**Prompt**
Pictures do not belong in the copy; restate the records below word for word.

**Dataset items**
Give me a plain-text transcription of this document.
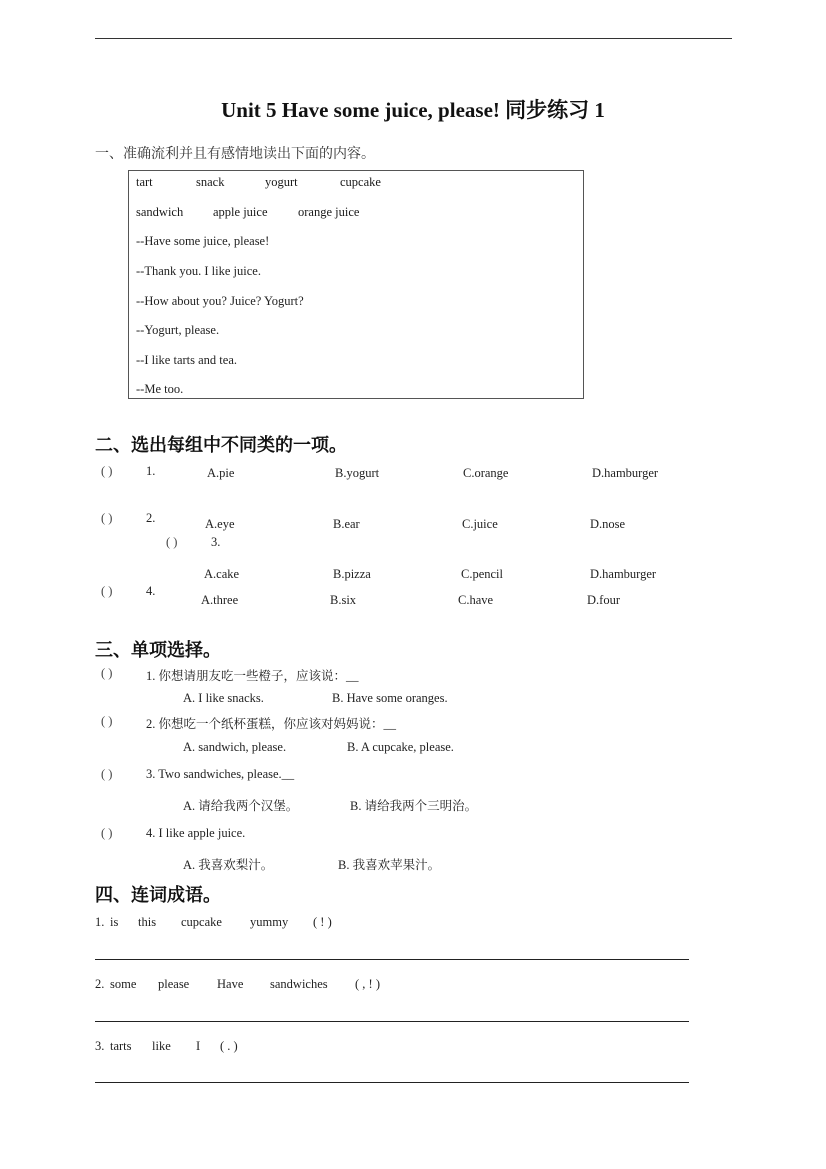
Unit 5 Have some juice, please! 同步练习 1
一、准确流利并且有感情地读出下面的内容。
tart	snack	yogurt	cupcake
sandwich apple juice orange juice
--Have some juice, please!
--Thank you. I like juice.
--How about you? Juice? Yogurt?
--Yogurt, please.
--I like tarts and tea.
--Me too.
二、选出每组中不同类的一项。
( )	1.	A.pie	B.yogurt	C.orange	D.hamburger
( )	2.	A.eye	B.ear	C.juice	D.nose
( )	3.
A.cake	B.pizza	C.pencil	D.hamburger
( )	4.
A.three	B.six	C.have	D.four
三、单项选择。
( )	1. 你想请朋友吃一些橙子，应该说：__
A. I like snacks.	B. Have some oranges.
( )	2. 你想吃一个纸杯蛋糕，你应该对妈妈说：__
A. sandwich, please.	B. A cupcake, please.
( )	3. Two sandwiches, please.__
A. 请给我两个汉堡。	B. 请给我两个三明治。
( )	4. I like apple juice.
A. 我喜欢梨汁。	B. 我喜欢苹果汁。
四、连词成语。
1. is this cupcake yummy ( ! )
2. some please Have sandwiches ( , ! )
3. tarts like I ( . )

**Completed task**
Give me a plain-text transcription of this document.
Unit 5 Have some juice, please! 同步练习 1
一、准确流利并且有感情地读出下面的内容。
tart	snack	yogurt	cupcake
sandwich apple juice orange juice
--Have some juice, please!
--Thank you. I like juice.
--How about you? Juice? Yogurt?
--Yogurt, please.
--I like tarts and tea.
--Me too.
二、选出每组中不同类的一项。
( )	1.	A.pie	B.yogurt	C.orange	D.hamburger
( )	2.	A.eye	B.ear	C.juice	D.nose
( )	3.
A.cake	B.pizza	C.pencil	D.hamburger
( )	4.
A.three	B.six	C.have	D.four
三、单项选择。
( )	1. 你想请朋友吃一些橙子，应该说：__
A. I like snacks.	B. Have some oranges.
( )	2. 你想吃一个纸杯蛋糕，你应该对妈妈说：__
A. sandwich, please.	B. A cupcake, please.
( )	3. Two sandwiches, please.__
A. 请给我两个汉堡。	B. 请给我两个三明治。
( )	4. I like apple juice.
A. 我喜欢梨汁。	B. 我喜欢苹果汁。
四、连词成语。
1. is this cupcake yummy ( ! )
2. some please Have sandwiches ( , ! )
3. tarts like I ( . )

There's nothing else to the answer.